▶ [Given task]:
From the listing below, extract every line containing "MVRV".

▶ [Provided records]:
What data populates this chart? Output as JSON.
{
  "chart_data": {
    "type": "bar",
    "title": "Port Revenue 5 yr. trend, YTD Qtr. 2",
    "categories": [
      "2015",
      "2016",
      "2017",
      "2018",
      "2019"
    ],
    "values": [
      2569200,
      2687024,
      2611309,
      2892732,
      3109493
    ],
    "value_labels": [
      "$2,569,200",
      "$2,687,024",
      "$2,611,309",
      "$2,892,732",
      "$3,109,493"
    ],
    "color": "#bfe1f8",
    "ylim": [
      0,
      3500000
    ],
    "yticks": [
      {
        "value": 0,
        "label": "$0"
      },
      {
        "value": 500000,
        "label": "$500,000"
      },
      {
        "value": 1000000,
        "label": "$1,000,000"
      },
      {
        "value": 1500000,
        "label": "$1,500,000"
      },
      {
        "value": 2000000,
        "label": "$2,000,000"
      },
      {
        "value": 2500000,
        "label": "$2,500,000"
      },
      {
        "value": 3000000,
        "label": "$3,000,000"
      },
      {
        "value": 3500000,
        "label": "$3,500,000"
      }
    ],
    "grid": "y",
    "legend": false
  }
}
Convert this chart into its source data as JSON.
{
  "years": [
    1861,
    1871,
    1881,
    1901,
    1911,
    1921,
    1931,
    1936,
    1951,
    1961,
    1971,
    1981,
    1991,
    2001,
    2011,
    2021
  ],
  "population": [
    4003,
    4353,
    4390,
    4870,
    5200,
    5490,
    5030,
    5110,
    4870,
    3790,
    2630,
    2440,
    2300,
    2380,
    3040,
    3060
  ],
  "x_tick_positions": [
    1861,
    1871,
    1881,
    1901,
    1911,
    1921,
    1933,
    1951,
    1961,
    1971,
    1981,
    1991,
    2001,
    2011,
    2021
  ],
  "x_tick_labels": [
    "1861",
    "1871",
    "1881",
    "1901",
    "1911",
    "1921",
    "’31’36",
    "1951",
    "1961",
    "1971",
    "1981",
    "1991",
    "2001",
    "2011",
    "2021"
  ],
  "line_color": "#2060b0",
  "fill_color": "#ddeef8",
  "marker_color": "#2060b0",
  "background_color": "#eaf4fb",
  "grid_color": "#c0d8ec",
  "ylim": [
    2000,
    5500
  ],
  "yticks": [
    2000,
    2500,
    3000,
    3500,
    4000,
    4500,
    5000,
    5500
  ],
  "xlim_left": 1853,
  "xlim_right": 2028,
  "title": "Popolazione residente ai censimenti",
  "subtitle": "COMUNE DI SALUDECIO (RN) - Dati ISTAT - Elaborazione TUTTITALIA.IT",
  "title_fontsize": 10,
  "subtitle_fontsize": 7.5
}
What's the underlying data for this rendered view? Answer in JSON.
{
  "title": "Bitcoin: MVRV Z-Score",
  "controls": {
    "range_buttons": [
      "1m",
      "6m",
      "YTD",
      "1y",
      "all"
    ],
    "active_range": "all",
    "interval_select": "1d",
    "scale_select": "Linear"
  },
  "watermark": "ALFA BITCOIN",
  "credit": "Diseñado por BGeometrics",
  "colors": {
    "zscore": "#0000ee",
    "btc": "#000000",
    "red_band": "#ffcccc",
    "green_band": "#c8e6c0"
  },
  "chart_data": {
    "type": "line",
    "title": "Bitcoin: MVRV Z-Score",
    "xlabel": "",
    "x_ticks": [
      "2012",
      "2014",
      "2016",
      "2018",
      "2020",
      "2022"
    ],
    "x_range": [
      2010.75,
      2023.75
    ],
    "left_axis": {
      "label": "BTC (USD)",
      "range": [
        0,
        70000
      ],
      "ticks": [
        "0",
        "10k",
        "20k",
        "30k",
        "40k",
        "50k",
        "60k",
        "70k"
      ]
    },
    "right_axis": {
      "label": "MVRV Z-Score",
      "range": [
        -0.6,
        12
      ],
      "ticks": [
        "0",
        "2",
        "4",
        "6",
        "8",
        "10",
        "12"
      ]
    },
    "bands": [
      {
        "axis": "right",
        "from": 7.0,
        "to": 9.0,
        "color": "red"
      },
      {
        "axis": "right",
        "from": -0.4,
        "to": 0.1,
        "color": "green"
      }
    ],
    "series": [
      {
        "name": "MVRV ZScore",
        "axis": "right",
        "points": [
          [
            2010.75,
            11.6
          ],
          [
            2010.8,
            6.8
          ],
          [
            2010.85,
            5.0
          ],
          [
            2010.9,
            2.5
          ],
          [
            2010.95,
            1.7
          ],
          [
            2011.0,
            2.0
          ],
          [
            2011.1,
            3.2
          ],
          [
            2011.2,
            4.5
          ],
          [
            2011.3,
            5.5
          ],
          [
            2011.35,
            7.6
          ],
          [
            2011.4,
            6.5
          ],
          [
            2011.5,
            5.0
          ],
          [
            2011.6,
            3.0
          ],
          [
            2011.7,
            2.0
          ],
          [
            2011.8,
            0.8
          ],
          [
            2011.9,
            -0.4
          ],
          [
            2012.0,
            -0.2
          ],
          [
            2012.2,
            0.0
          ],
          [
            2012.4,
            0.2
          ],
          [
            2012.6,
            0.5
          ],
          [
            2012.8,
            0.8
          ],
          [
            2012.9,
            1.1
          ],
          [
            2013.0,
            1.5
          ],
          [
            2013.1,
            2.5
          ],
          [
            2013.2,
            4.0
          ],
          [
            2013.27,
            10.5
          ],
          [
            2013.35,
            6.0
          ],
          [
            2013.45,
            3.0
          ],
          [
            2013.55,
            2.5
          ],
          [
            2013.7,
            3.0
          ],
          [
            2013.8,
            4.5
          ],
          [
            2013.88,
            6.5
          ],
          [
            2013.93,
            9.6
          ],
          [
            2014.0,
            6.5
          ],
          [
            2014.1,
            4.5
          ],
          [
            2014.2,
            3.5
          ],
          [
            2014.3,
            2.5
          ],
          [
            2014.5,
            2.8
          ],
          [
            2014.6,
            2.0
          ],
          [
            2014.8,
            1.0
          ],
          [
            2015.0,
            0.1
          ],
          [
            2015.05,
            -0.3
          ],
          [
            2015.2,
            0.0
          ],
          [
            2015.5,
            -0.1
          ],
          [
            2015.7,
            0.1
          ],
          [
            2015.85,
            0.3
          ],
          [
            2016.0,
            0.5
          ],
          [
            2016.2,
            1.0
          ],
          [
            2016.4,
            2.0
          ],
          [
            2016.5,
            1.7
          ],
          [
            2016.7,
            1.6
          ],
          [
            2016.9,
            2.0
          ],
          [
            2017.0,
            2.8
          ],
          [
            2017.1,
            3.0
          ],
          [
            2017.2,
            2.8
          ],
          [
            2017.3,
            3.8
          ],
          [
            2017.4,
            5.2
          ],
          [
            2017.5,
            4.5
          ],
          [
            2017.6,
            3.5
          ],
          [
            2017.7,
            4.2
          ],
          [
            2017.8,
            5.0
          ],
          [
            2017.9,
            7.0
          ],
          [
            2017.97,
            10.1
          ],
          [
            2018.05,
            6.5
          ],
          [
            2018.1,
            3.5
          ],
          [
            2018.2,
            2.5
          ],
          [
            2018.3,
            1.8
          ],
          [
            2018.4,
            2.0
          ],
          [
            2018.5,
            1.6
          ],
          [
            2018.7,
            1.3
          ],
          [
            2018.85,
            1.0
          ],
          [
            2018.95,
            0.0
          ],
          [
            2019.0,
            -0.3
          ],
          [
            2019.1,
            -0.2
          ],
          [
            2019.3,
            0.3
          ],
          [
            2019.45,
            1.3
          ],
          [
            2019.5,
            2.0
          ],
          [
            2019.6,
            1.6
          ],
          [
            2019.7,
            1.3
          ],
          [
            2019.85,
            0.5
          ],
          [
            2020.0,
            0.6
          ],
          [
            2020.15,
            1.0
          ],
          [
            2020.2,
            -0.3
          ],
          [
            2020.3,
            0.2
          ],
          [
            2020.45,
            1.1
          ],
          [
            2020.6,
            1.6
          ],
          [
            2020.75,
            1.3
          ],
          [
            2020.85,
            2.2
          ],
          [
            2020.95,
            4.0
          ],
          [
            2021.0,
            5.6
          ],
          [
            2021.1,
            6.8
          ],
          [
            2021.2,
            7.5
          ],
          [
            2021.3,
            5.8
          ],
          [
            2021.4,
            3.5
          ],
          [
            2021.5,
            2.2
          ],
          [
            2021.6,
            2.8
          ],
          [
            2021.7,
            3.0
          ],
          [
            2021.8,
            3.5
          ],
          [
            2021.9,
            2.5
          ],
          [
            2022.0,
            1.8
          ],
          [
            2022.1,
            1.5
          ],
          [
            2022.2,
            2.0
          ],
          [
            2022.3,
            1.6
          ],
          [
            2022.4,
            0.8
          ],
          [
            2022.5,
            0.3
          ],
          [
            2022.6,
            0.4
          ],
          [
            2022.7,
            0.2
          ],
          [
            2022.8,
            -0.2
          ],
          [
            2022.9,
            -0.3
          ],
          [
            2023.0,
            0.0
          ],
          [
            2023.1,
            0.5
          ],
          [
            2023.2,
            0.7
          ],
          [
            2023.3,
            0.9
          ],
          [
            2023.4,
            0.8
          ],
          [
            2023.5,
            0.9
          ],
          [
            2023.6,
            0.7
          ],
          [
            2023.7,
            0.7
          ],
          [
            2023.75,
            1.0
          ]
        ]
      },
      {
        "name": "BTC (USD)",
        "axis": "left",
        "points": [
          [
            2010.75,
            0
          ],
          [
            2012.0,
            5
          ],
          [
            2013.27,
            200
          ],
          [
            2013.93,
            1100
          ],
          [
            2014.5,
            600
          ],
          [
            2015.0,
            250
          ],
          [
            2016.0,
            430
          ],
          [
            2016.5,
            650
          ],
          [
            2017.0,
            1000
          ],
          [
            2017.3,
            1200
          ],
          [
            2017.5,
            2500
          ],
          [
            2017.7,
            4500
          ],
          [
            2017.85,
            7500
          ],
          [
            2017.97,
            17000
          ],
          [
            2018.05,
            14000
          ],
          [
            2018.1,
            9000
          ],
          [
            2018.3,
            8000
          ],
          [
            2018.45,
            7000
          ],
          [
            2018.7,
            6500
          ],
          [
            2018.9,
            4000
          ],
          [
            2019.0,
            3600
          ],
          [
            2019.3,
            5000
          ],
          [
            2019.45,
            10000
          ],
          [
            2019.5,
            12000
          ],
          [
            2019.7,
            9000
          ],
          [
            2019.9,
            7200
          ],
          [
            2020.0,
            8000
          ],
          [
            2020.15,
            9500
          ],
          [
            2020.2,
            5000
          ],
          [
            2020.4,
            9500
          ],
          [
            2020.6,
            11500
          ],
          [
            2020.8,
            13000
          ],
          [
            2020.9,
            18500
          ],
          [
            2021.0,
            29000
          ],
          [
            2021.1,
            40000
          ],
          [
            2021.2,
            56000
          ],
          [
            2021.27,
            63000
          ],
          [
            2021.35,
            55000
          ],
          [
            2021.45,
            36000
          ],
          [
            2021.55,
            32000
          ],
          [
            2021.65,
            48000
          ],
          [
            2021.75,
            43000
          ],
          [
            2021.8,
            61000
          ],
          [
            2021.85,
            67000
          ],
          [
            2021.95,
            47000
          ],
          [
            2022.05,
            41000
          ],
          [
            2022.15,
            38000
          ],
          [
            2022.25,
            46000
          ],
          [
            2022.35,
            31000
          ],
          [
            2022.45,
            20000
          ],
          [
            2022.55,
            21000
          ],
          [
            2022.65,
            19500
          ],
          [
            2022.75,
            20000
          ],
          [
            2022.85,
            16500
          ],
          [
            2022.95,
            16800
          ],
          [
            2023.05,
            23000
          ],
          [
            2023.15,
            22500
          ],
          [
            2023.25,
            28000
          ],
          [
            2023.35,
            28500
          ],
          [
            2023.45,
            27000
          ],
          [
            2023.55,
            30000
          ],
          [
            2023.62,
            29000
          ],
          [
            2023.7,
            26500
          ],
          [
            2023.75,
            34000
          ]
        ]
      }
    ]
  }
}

▶ [Reply]:
  "title": "Bitcoin: MVRV Z-Score",
    "title": "Bitcoin: MVRV Z-Score",
      "label": "MVRV Z-Score",
        "name": "MVRV ZScore",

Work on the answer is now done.